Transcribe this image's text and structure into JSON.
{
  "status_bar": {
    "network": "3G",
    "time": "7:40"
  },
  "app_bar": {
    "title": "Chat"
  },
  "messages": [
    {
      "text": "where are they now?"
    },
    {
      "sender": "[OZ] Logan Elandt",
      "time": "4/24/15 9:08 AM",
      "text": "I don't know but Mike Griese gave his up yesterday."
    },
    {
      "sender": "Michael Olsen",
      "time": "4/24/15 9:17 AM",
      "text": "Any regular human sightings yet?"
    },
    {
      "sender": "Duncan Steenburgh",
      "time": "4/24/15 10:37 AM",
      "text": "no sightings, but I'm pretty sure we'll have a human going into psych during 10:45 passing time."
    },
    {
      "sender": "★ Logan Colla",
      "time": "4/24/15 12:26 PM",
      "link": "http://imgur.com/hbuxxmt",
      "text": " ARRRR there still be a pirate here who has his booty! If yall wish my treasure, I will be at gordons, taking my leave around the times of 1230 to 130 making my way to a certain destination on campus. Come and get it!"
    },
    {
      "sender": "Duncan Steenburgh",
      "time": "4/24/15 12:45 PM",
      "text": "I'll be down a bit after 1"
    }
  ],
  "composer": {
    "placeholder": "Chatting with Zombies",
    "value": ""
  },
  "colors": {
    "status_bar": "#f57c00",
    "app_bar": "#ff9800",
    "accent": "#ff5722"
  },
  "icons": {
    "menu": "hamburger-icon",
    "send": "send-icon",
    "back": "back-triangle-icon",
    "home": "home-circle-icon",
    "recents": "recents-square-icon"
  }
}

* * * * * * *

### PROMPT
From the records above, extract every entry verbatim.

### ANSWER TO THIS TASK
Transcribe this image's text and structure into JSON.
{
  "status_bar": {
    "network": "3G",
    "time": "7:40"
  },
  "app_bar": {
    "title": "Chat"
  },
  "messages": [
    {
      "text": "where are they now?"
    },
    {
      "sender": "[OZ] Logan Elandt",
      "time": "4/24/15 9:08 AM",
      "text": "I don't know but Mike Griese gave his up yesterday."
    },
    {
      "sender": "Michael Olsen",
      "time": "4/24/15 9:17 AM",
      "text": "Any regular human sightings yet?"
    },
    {
      "sender": "Duncan Steenburgh",
      "time": "4/24/15 10:37 AM",
      "text": "no sightings, but I'm pretty sure we'll have a human going into psych during 10:45 passing time."
    },
    {
      "sender": "★ Logan Colla",
      "time": "4/24/15 12:26 PM",
      "link": "http://imgur.com/hbuxxmt",
      "text": " ARRRR there still be a pirate here who has his booty! If yall wish my treasure, I will be at gordons, taking my leave around the times of 1230 to 130 making my way to a certain destination on campus. Come and get it!"
    },
    {
      "sender": "Duncan Steenburgh",
      "time": "4/24/15 12:45 PM",
      "text": "I'll be down a bit after 1"
    }
  ],
  "composer": {
    "placeholder": "Chatting with Zombies",
    "value": ""
  },
  "colors": {
    "status_bar": "#f57c00",
    "app_bar": "#ff9800",
    "accent": "#ff5722"
  },
  "icons": {
    "menu": "hamburger-icon",
    "send": "send-icon",
    "back": "back-triangle-icon",
    "home": "home-circle-icon",
    "recents": "recents-square-icon"
  }
}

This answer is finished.